## start
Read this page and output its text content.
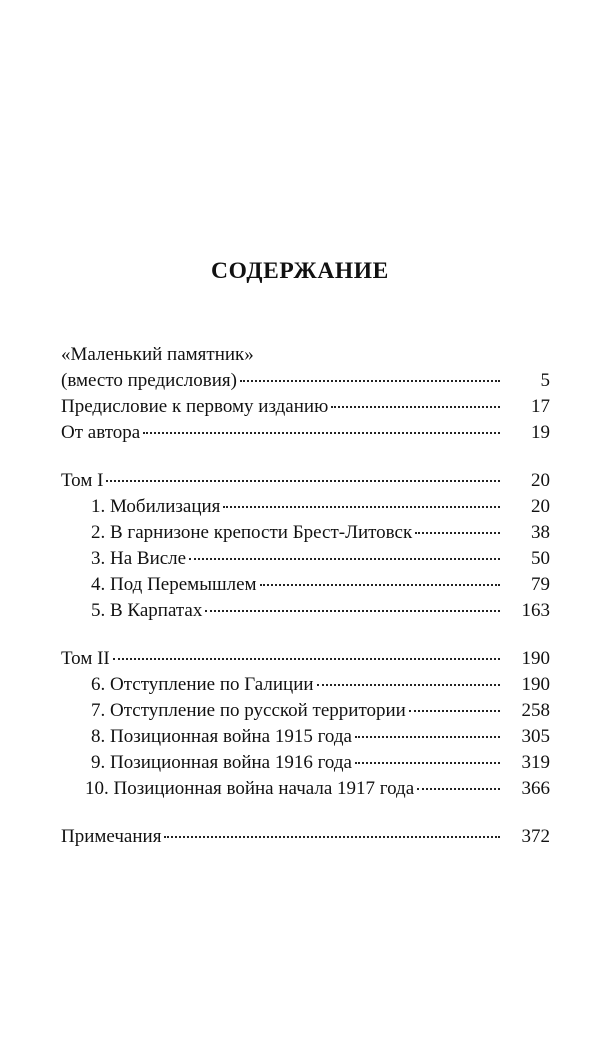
СОДЕРЖАНИЕ
«Маленький памятник»
(вместо предисловия)	5
Предисловие к первому изданию	17
От автора	19
Том I	20
1. Мобилизация	20
2. В гарнизоне крепости Брест-Литовск	38
3. На Висле	50
4. Под Перемышлем	79
5. В Карпатах	163
Том II	190
6. Отступление по Галиции	190
7. Отступление по русской территории	258
8. Позиционная война 1915 года	305
9. Позиционная война 1916 года	319
10. Позиционная война начала 1917 года	366
Примечания	372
## end
▶ _WRITTEN EXERCISE_
Retype the entries word for word. Omit any images.

▶ _TASK RESPONSE_
Read this page and output its text content.
СОДЕРЖАНИЕ
«Маленький памятник»
(вместо предисловия)	5
Предисловие к первому изданию	17
От автора	19
Том I	20
1. Мобилизация	20
2. В гарнизоне крепости Брест-Литовск	38
3. На Висле	50
4. Под Перемышлем	79
5. В Карпатах	163
Том II	190
6. Отступление по Галиции	190
7. Отступление по русской территории	258
8. Позиционная война 1915 года	305
9. Позиционная война 1916 года	319
10. Позиционная война начала 1917 года	366
Примечания	372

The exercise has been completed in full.